Extracted data entries:
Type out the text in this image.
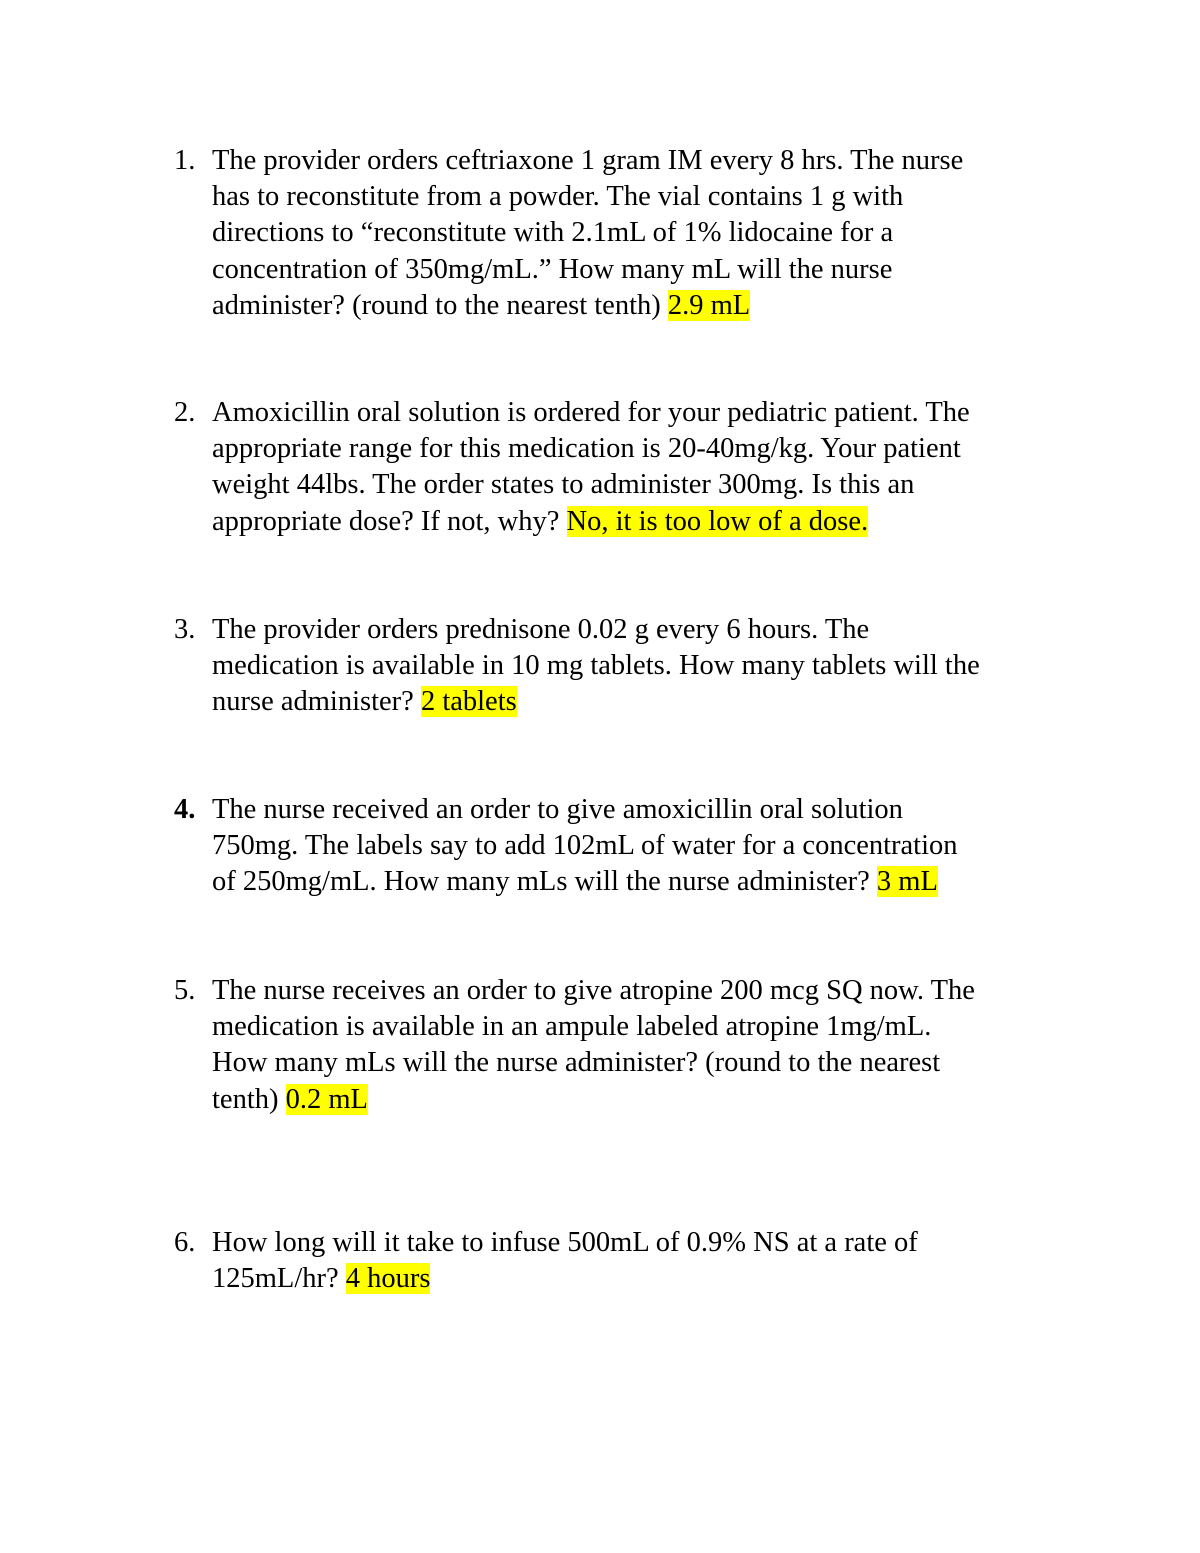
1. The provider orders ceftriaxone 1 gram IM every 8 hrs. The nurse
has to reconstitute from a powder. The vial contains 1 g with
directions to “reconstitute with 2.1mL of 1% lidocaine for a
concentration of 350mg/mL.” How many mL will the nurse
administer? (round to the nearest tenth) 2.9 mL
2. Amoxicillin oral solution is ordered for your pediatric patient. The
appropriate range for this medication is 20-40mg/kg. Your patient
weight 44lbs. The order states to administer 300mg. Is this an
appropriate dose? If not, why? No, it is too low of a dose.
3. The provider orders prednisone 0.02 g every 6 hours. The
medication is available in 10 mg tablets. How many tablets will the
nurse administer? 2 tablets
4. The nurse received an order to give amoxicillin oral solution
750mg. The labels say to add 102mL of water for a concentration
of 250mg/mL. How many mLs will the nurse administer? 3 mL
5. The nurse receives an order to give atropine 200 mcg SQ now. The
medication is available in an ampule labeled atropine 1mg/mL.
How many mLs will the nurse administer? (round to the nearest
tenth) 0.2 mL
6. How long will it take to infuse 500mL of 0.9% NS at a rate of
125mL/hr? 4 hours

---

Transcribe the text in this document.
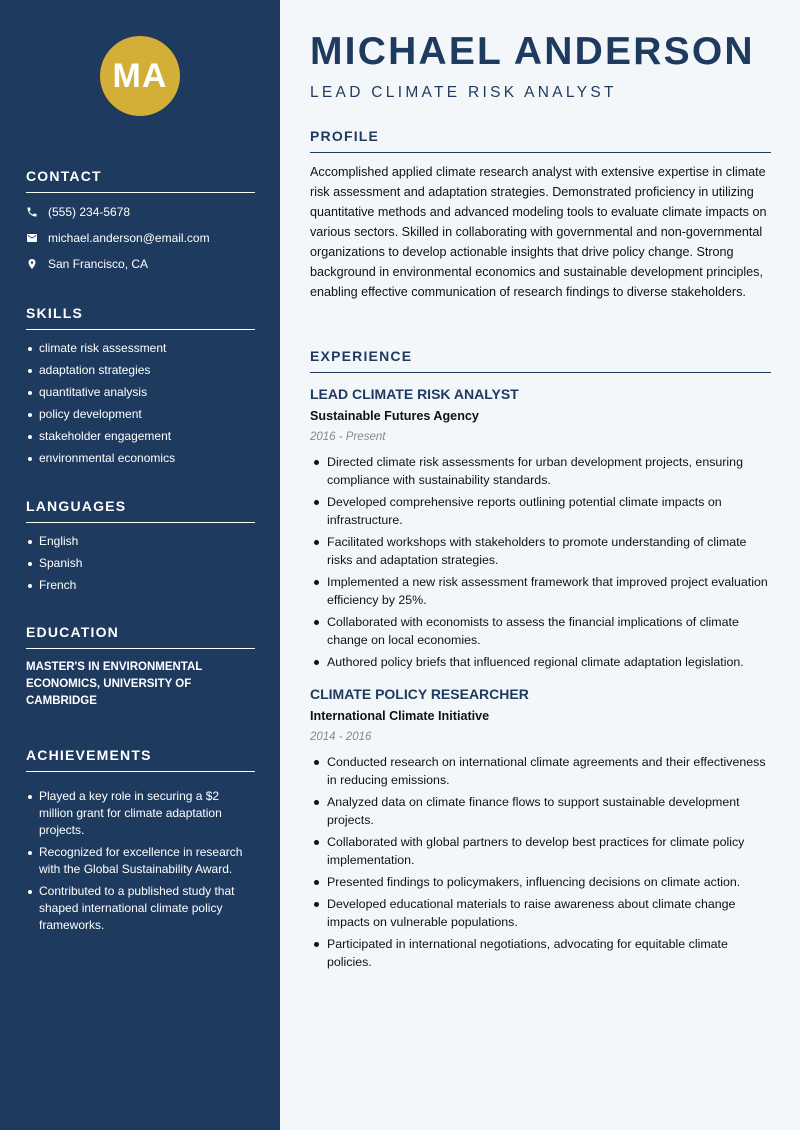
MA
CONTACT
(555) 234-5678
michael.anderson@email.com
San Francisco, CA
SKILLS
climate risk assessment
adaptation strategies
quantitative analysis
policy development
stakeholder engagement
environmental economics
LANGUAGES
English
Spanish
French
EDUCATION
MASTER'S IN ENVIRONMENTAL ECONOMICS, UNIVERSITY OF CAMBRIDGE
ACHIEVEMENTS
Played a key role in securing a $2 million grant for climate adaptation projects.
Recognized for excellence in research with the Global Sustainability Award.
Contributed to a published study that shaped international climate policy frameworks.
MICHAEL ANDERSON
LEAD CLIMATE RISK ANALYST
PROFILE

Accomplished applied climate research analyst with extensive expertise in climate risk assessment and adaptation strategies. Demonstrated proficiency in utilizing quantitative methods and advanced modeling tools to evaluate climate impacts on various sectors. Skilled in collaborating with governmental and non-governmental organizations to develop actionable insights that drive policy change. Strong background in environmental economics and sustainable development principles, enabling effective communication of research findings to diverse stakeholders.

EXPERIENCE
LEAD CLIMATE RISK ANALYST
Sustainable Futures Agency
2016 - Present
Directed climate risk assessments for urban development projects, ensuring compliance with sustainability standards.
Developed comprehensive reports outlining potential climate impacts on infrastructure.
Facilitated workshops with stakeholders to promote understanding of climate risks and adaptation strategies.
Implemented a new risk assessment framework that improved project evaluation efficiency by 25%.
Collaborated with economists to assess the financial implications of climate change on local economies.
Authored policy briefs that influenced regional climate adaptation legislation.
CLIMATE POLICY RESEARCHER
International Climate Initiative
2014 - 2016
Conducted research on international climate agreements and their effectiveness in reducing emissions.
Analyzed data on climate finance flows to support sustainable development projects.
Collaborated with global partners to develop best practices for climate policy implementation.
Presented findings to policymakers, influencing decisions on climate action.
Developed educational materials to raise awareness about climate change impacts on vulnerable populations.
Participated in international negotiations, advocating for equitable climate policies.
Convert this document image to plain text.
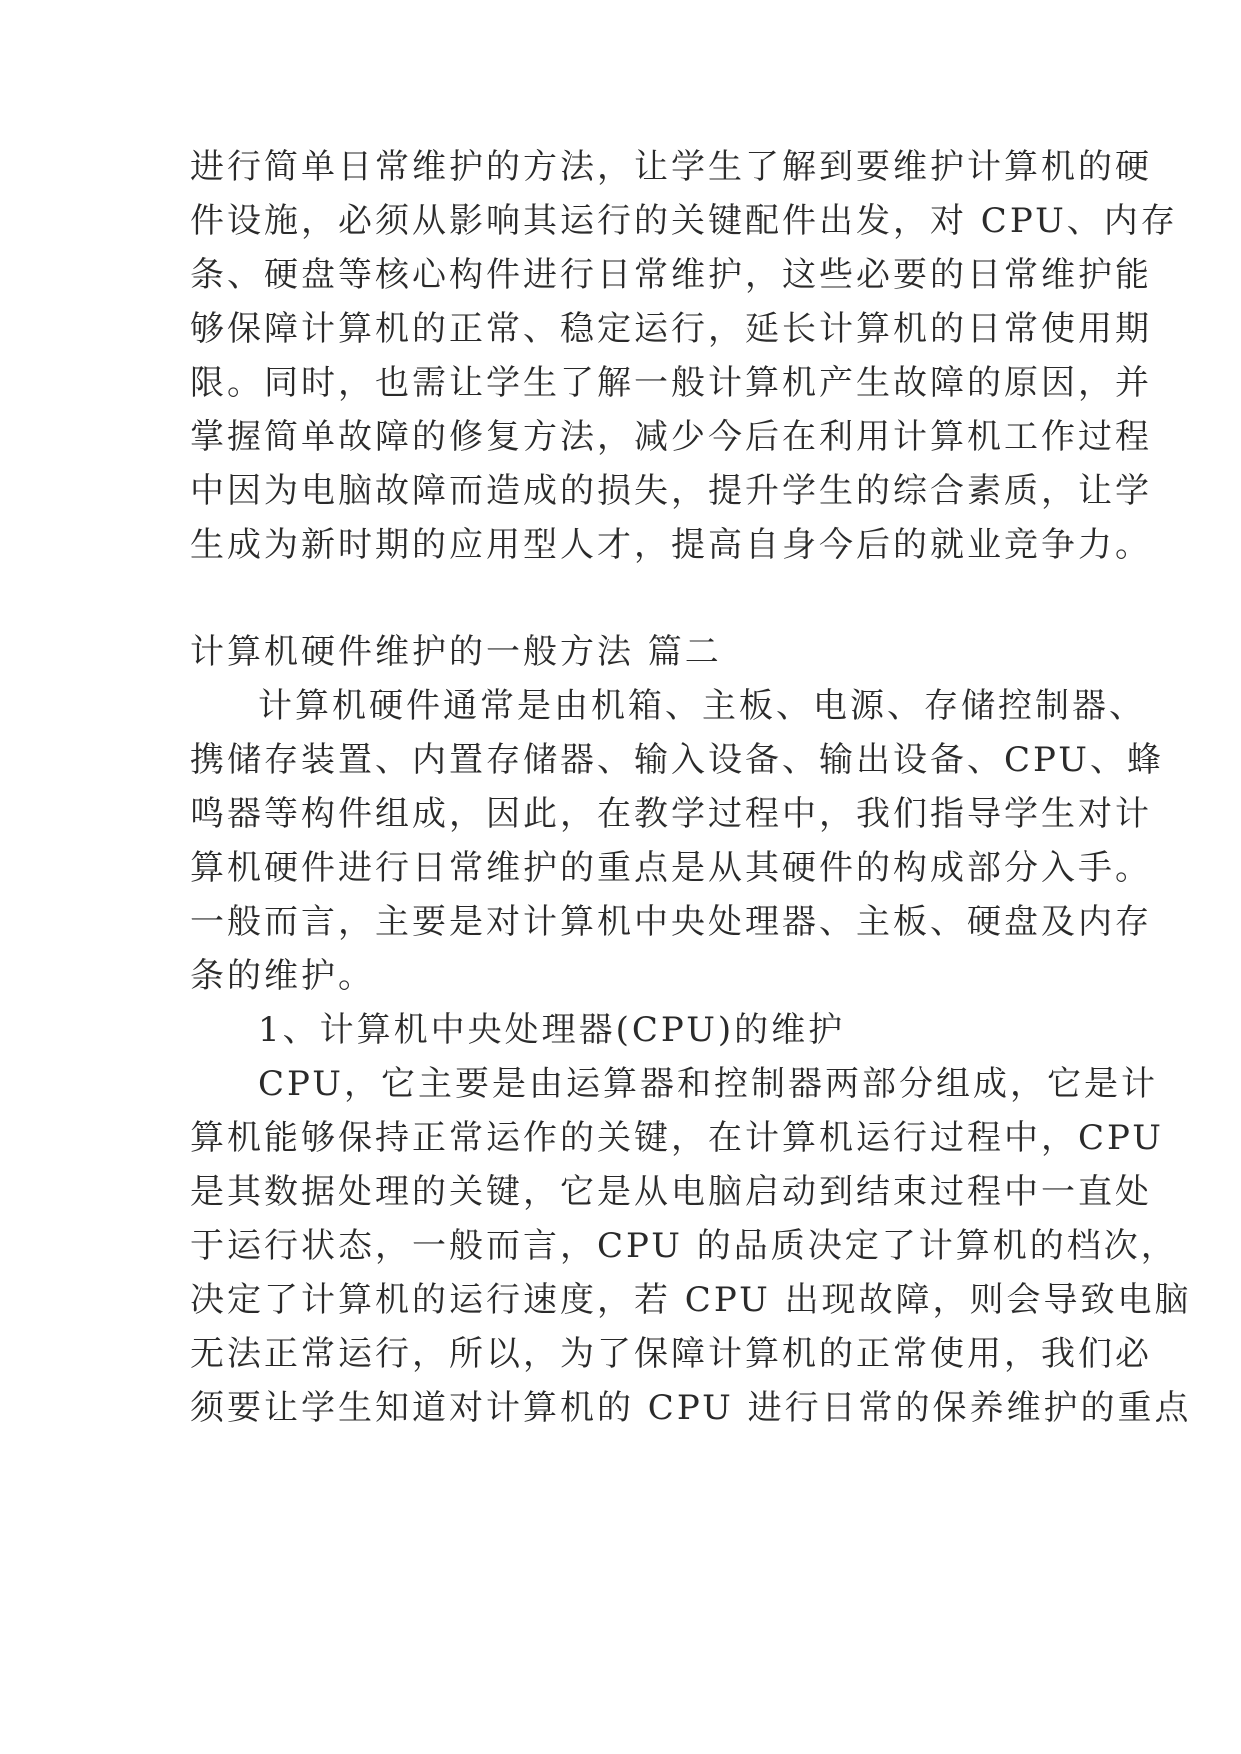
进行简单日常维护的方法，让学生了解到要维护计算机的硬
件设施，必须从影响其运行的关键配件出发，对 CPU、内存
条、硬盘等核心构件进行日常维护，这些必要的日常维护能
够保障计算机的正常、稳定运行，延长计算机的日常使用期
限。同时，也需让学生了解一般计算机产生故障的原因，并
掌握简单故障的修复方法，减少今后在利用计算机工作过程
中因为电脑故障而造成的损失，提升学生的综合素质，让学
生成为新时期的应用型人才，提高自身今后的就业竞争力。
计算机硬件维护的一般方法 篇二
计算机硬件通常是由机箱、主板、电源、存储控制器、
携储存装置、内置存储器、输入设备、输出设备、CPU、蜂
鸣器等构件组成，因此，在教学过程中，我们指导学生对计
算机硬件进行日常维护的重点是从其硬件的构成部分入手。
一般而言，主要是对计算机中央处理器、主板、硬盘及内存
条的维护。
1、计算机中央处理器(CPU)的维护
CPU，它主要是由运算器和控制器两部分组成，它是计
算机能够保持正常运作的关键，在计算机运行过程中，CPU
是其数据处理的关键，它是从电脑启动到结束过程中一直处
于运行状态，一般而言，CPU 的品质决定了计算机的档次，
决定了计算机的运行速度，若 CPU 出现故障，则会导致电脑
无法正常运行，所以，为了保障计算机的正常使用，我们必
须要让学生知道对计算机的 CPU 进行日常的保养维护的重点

◆ PROBLEM TO SOLVE
Each line containing the word "that" counts once; report the total alone.

◆ SOLUTION FOR THIS TASK
4